Exercise requirements:
Retype the data below without altering anything.

Entries:
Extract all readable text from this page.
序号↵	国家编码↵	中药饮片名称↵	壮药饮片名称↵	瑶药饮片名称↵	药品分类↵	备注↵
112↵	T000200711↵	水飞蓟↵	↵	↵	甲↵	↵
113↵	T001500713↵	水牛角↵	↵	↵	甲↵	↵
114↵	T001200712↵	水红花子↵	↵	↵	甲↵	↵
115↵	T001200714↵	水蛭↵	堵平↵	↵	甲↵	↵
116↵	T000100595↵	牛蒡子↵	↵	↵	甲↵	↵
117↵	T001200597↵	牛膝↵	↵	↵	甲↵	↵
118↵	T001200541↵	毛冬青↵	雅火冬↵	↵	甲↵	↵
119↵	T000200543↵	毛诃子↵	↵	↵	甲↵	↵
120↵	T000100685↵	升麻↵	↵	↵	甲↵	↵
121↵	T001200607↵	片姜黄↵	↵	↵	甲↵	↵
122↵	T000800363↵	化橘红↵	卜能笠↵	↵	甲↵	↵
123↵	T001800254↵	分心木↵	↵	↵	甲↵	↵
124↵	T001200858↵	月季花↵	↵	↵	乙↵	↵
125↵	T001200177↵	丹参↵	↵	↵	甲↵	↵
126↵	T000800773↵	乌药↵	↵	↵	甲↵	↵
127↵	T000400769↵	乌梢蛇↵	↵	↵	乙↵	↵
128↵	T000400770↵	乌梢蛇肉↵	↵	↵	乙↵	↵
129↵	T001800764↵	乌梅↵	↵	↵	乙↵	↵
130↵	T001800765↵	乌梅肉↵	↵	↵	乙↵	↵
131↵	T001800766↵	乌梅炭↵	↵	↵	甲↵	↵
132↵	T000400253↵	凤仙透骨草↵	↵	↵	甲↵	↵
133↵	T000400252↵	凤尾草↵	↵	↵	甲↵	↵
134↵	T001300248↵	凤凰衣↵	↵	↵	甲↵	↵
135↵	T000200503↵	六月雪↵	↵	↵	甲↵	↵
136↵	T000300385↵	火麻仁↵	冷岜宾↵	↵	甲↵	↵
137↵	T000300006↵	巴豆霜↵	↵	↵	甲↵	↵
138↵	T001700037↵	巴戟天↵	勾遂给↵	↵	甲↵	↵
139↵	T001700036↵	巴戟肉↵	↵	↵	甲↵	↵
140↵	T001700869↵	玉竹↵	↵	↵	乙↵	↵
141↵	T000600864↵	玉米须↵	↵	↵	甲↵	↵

Answer to this exercise:
Extract all readable text from this page.
序号↵	国家编码↵	中药饮片名称↵	壮药饮片名称↵	瑶药饮片名称↵	药品分类↵	备注↵
112↵	T000200711↵	水飞蓟↵	↵	↵	甲↵	↵
113↵	T001500713↵	水牛角↵	↵	↵	甲↵	↵
114↵	T001200712↵	水红花子↵	↵	↵	甲↵	↵
115↵	T001200714↵	水蛭↵	堵平↵	↵	甲↵	↵
116↵	T000100595↵	牛蒡子↵	↵	↵	甲↵	↵
117↵	T001200597↵	牛膝↵	↵	↵	甲↵	↵
118↵	T001200541↵	毛冬青↵	雅火冬↵	↵	甲↵	↵
119↵	T000200543↵	毛诃子↵	↵	↵	甲↵	↵
120↵	T000100685↵	升麻↵	↵	↵	甲↵	↵
121↵	T001200607↵	片姜黄↵	↵	↵	甲↵	↵
122↵	T000800363↵	化橘红↵	卜能笠↵	↵	甲↵	↵
123↵	T001800254↵	分心木↵	↵	↵	甲↵	↵
124↵	T001200858↵	月季花↵	↵	↵	乙↵	↵
125↵	T001200177↵	丹参↵	↵	↵	甲↵	↵
126↵	T000800773↵	乌药↵	↵	↵	甲↵	↵
127↵	T000400769↵	乌梢蛇↵	↵	↵	乙↵	↵
128↵	T000400770↵	乌梢蛇肉↵	↵	↵	乙↵	↵
129↵	T001800764↵	乌梅↵	↵	↵	乙↵	↵
130↵	T001800765↵	乌梅肉↵	↵	↵	乙↵	↵
131↵	T001800766↵	乌梅炭↵	↵	↵	甲↵	↵
132↵	T000400253↵	凤仙透骨草↵	↵	↵	甲↵	↵
133↵	T000400252↵	凤尾草↵	↵	↵	甲↵	↵
134↵	T001300248↵	凤凰衣↵	↵	↵	甲↵	↵
135↵	T000200503↵	六月雪↵	↵	↵	甲↵	↵
136↵	T000300385↵	火麻仁↵	冷岜宾↵	↵	甲↵	↵
137↵	T000300006↵	巴豆霜↵	↵	↵	甲↵	↵
138↵	T001700037↵	巴戟天↵	勾遂给↵	↵	甲↵	↵
139↵	T001700036↵	巴戟肉↵	↵	↵	甲↵	↵
140↵	T001700869↵	玉竹↵	↵	↵	乙↵	↵
141↵	T000600864↵	玉米须↵	↵	↵	甲↵	↵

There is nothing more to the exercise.